● EXERCISE INPUTS
━━━━━━━━━━

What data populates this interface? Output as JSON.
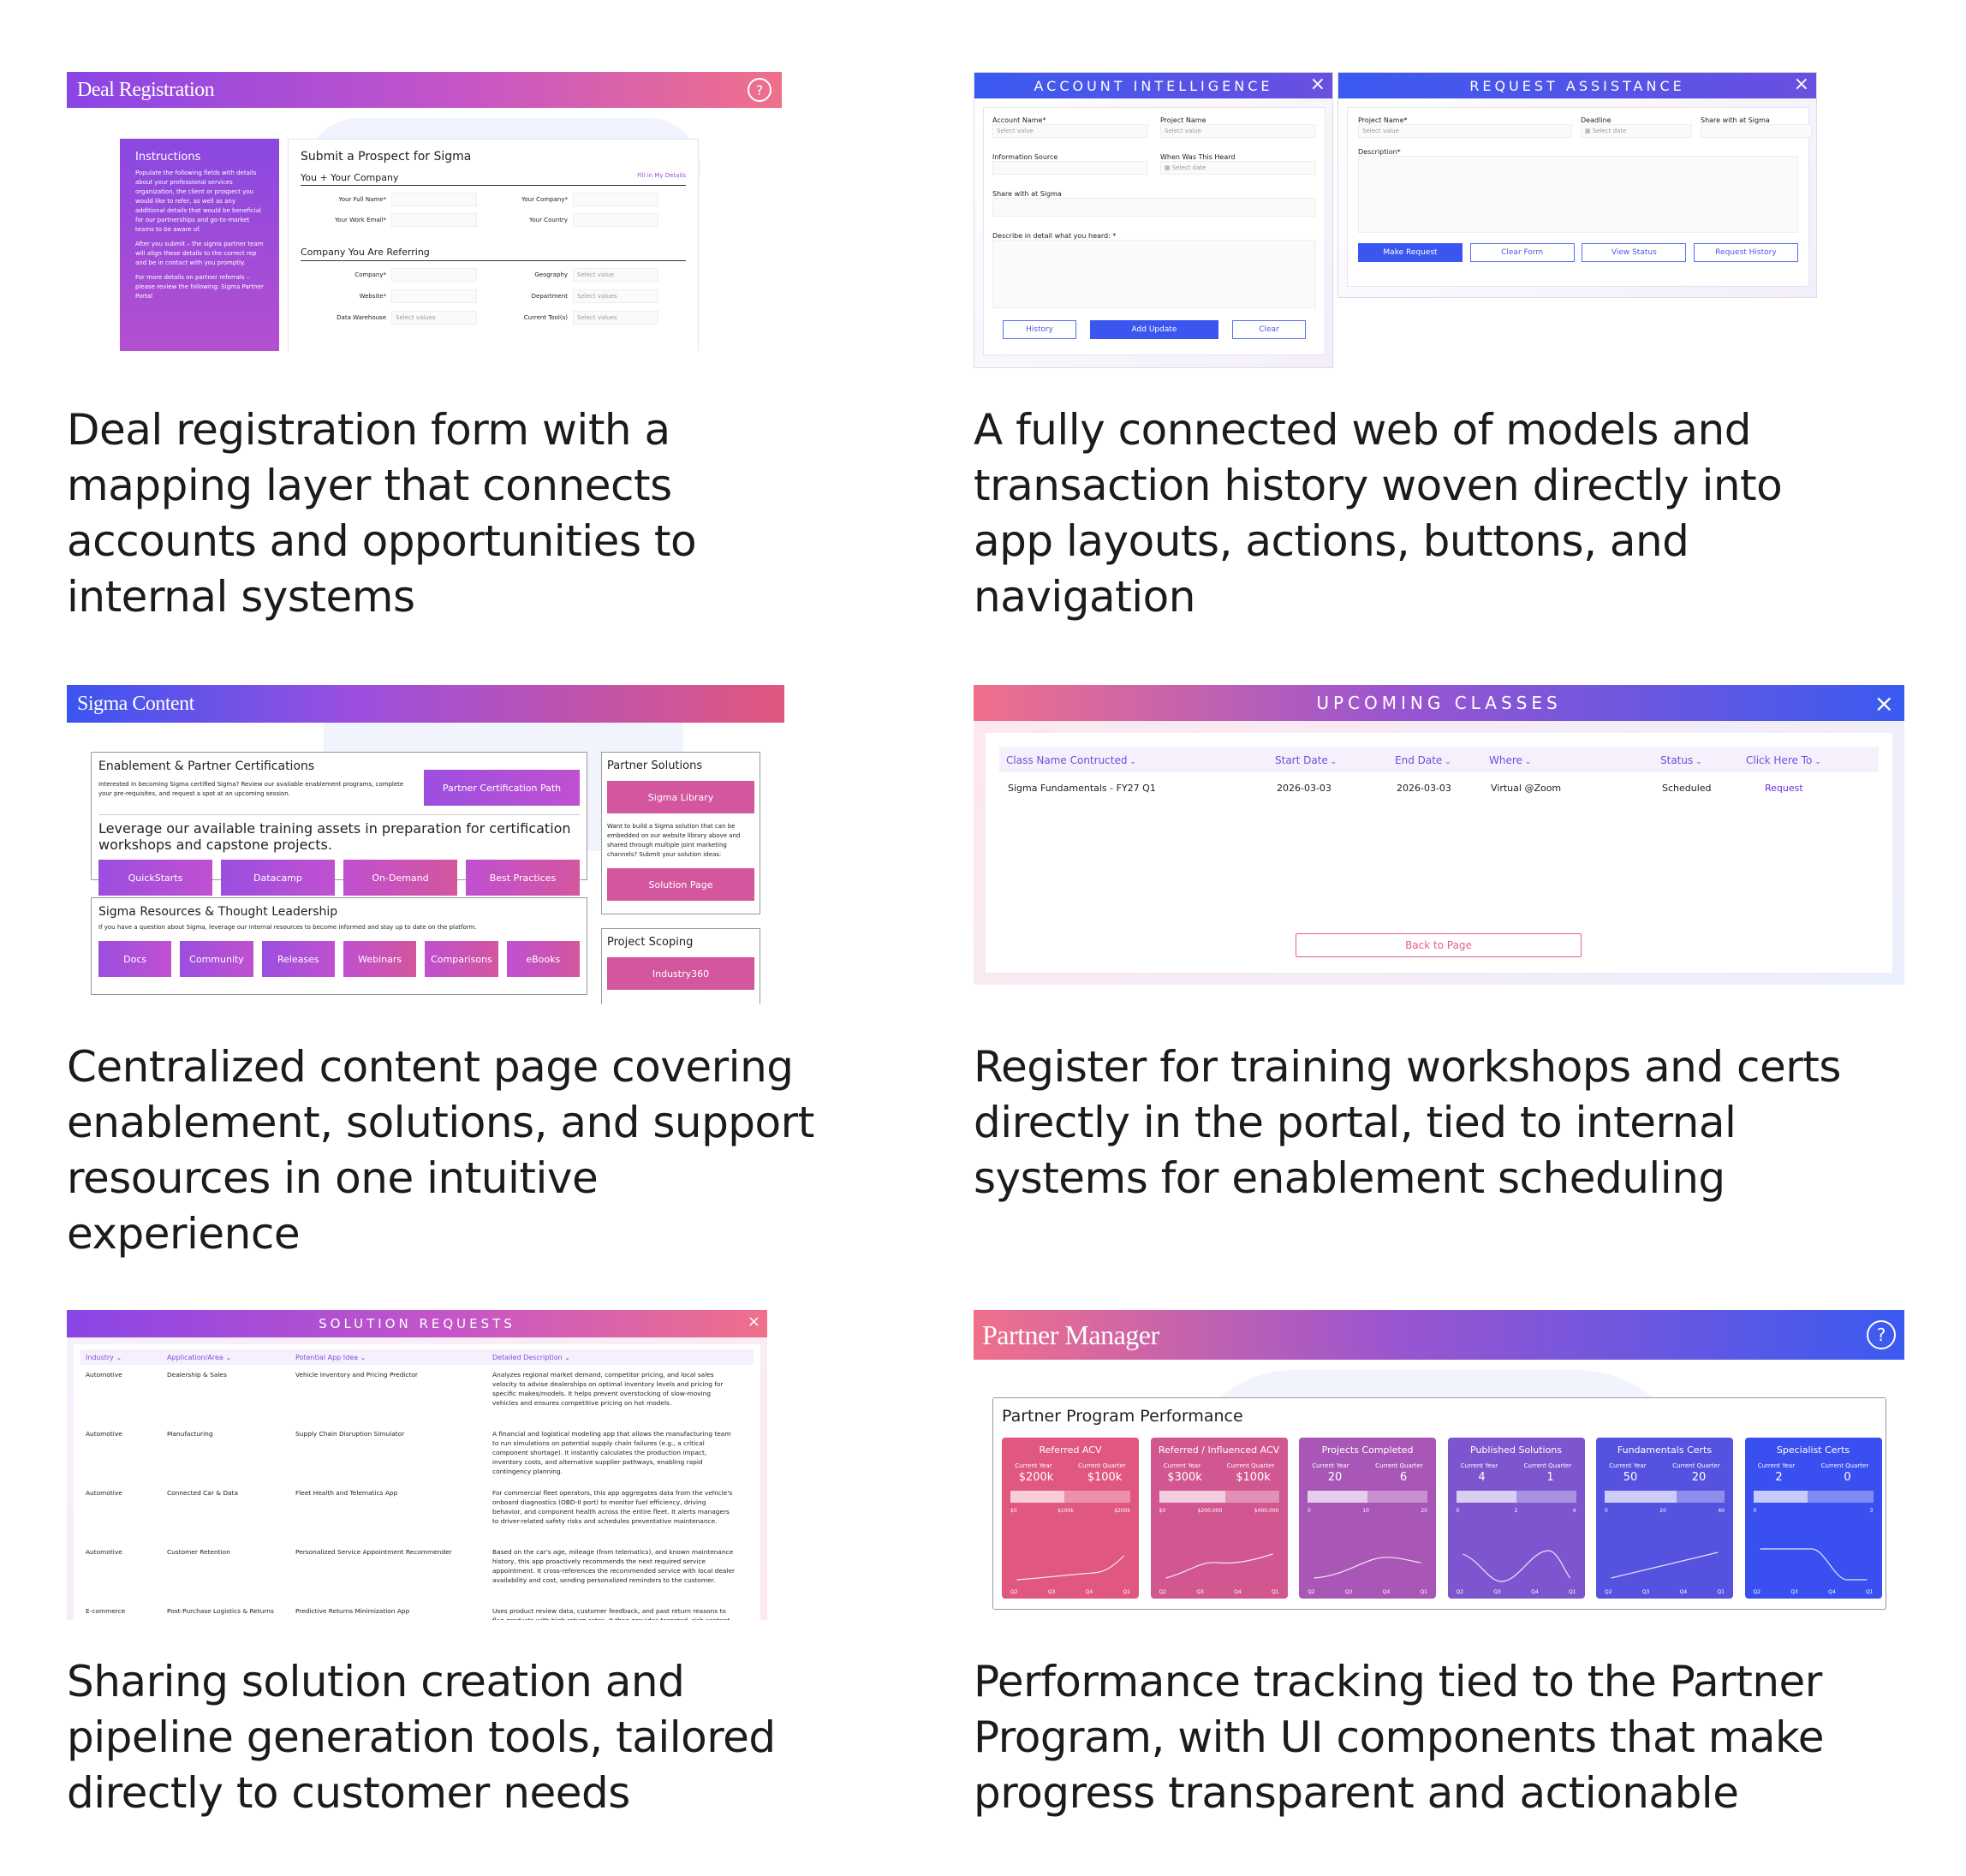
{
  "captions": {
    "c1": "Deal registration form with a mapping layer that connects accounts and opportunities to internal systems",
    "c2": "A fully connected web of models and transaction history woven directly into app layouts, actions, buttons, and navigation",
    "c3": "Centralized content page covering enablement, solutions, and support resources in one intuitive experience",
    "c4": "Register for training workshops and certs directly in the portal, tied to internal systems for enablement scheduling",
    "c5": "Sharing solution creation and pipeline generation tools, tailored directly to customer needs",
    "c6": "Performance tracking tied to the Partner Program, with UI components that make progress transparent and actionable"
  },
  "deal": {
    "title": "Deal Registration",
    "instructions_title": "Instructions",
    "instructions_p1": "Populate the following fields with details about your professional services organization, the client or prospect you would like to refer, as well as any additional details that would be beneficial for our partnerships and go-to-market teams to be aware of.",
    "instructions_p2": "After you submit – the sigma partner team will align these details to the correct rep and be in contact with you promptly.",
    "instructions_p3": "For more details on partner referrals – please review the following: Sigma Partner Portal",
    "form_title": "Submit a Prospect for Sigma",
    "section1": "You + Your Company",
    "fill_link": "Fill in My Details",
    "full_name": "Your Full Name*",
    "company": "Your Company*",
    "work_email": "Your Work Email*",
    "country": "Your Country",
    "section2": "Company You Are Referring",
    "ref_company": "Company*",
    "geography": "Geography",
    "website": "Website*",
    "department": "Department",
    "data_warehouse": "Data Warehouse",
    "current_tools": "Current Tool(s)",
    "select_value": "Select value",
    "select_values": "Select values"
  },
  "account": {
    "title": "ACCOUNT INTELLIGENCE",
    "account_name": "Account Name*",
    "project_name": "Project Name",
    "select_value": "Select value",
    "info_source": "Information Source",
    "when_heard": "When Was This Heard",
    "select_date": "Select date",
    "share": "Share with at Sigma",
    "describe": "Describe in detail what you heard: *",
    "history": "History",
    "add_update": "Add Update",
    "clear": "Clear"
  },
  "assist": {
    "title": "REQUEST ASSISTANCE",
    "project_name": "Project Name*",
    "deadline": "Deadline",
    "share": "Share with at Sigma",
    "select_value": "Select value",
    "select_date": "Select date",
    "description": "Description*",
    "make_request": "Make Request",
    "clear_form": "Clear Form",
    "view_status": "View Status",
    "request_history": "Request History"
  },
  "content": {
    "title": "Sigma Content",
    "enable_title": "Enablement & Partner Certifications",
    "enable_text": "Interested in becoming Sigma certified Sigma? Review our available enablement programs, complete your pre-requisites, and request a spot at an upcoming session.",
    "cert_path": "Partner Certification Path",
    "leverage_text": "Leverage our available training assets in preparation for certification workshops and capstone projects.",
    "training": [
      "QuickStarts",
      "Datacamp",
      "On-Demand",
      "Best Practices"
    ],
    "res_title": "Sigma Resources & Thought Leadership",
    "res_text": "If you have a question about Sigma, leverage our internal resources to become informed and stay up to date on the platform.",
    "resources": [
      "Docs",
      "Community",
      "Releases",
      "Webinars",
      "Comparisons",
      "eBooks"
    ],
    "sol_title": "Partner Solutions",
    "sigma_library": "Sigma Library",
    "sol_text": "Want to build a Sigma solution that can be embedded on our website library above and shared through multiple joint marketing channels? Submit your solution ideas:",
    "solution_page": "Solution Page",
    "scope_title": "Project Scoping",
    "industry": "Industry360"
  },
  "classes": {
    "title": "UPCOMING CLASSES",
    "headers": [
      "Class Name Contructed",
      "Start Date",
      "End Date",
      "Where",
      "Status",
      "Click Here To"
    ],
    "row": [
      "Sigma Fundamentals - FY27 Q1",
      "2026-03-03",
      "2026-03-03",
      "Virtual @Zoom",
      "Scheduled",
      "Request"
    ],
    "back": "Back to Page"
  },
  "solutions": {
    "title": "SOLUTION REQUESTS",
    "headers": [
      "Industry",
      "Application/Area",
      "Potential App Idea",
      "Detailed Description"
    ],
    "rows": [
      [
        "Automotive",
        "Dealership & Sales",
        "Vehicle Inventory and Pricing Predictor",
        "Analyzes regional market demand, competitor pricing, and local sales velocity to advise dealerships on optimal inventory levels and pricing for specific makes/models. It helps prevent overstocking of slow-moving vehicles and ensures competitive pricing on hot models."
      ],
      [
        "Automotive",
        "Manufacturing",
        "Supply Chain Disruption Simulator",
        "A financial and logistical modeling app that allows the manufacturing team to run simulations on potential supply chain failures (e.g., a critical component shortage). It instantly calculates the production impact, inventory costs, and alternative supplier pathways, enabling rapid contingency planning."
      ],
      [
        "Automotive",
        "Connected Car & Data",
        "Fleet Health and Telematics App",
        "For commercial fleet operators, this app aggregates data from the vehicle's onboard diagnostics (OBD-II port) to monitor fuel efficiency, driving behavior, and component health across the entire fleet. It alerts managers to driver-related safety risks and schedules preventative maintenance."
      ],
      [
        "Automotive",
        "Customer Retention",
        "Personalized Service Appointment Recommender",
        "Based on the car's age, mileage (from telematics), and known maintenance history, this app proactively recommends the next required service appointment. It cross-references the recommended service with local dealer availability and cost, sending personalized reminders to the customer."
      ],
      [
        "E-commerce",
        "Post-Purchase Logistics & Returns",
        "Predictive Returns Minimization App",
        "Uses product review data, customer feedback, and past return reasons to flag products with high return rates. It then provides targeted, rich content"
      ]
    ]
  },
  "partner": {
    "title": "Partner Manager",
    "panel_title": "Partner Program Performance",
    "current_year": "Current Year",
    "current_quarter": "Current Quarter",
    "cards": [
      {
        "name": "Referred ACV",
        "cy": "$200k",
        "cq": "$100k",
        "ticks": [
          "$0",
          "$100k",
          "$200k"
        ],
        "quarters": [
          "Q2",
          "Q3",
          "Q4",
          "Q1"
        ],
        "color": "#e0577f"
      },
      {
        "name": "Referred / Influenced ACV",
        "cy": "$300k",
        "cq": "$100k",
        "ticks": [
          "$0",
          "$200,000",
          "$400,000"
        ],
        "quarters": [
          "Q2",
          "Q3",
          "Q4",
          "Q1"
        ],
        "color": "#d2568f"
      },
      {
        "name": "Projects Completed",
        "cy": "20",
        "cq": "6",
        "ticks": [
          "0",
          "10",
          "20"
        ],
        "quarters": [
          "Q2",
          "Q3",
          "Q4",
          "Q1"
        ],
        "color": "#a957b6"
      },
      {
        "name": "Published Solutions",
        "cy": "4",
        "cq": "1",
        "ticks": [
          "0",
          "2",
          "4"
        ],
        "quarters": [
          "Q2",
          "Q3",
          "Q4",
          "Q1"
        ],
        "color": "#7d56cf"
      },
      {
        "name": "Fundamentals Certs",
        "cy": "50",
        "cq": "20",
        "ticks": [
          "0",
          "20",
          "40"
        ],
        "quarters": [
          "Q2",
          "Q3",
          "Q4",
          "Q1"
        ],
        "color": "#5552e0"
      },
      {
        "name": "Specialist Certs",
        "cy": "2",
        "cq": "0",
        "ticks": [
          "0",
          "3"
        ],
        "quarters": [
          "Q2",
          "Q3",
          "Q4",
          "Q1"
        ],
        "color": "#3a4ff0"
      }
    ]
  }
}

━━━━━━━━━━

● TASK DETAILS
Count the lines of these entries that hold the string "Referred", and give only that number.

● WRITTEN RESPONSE
2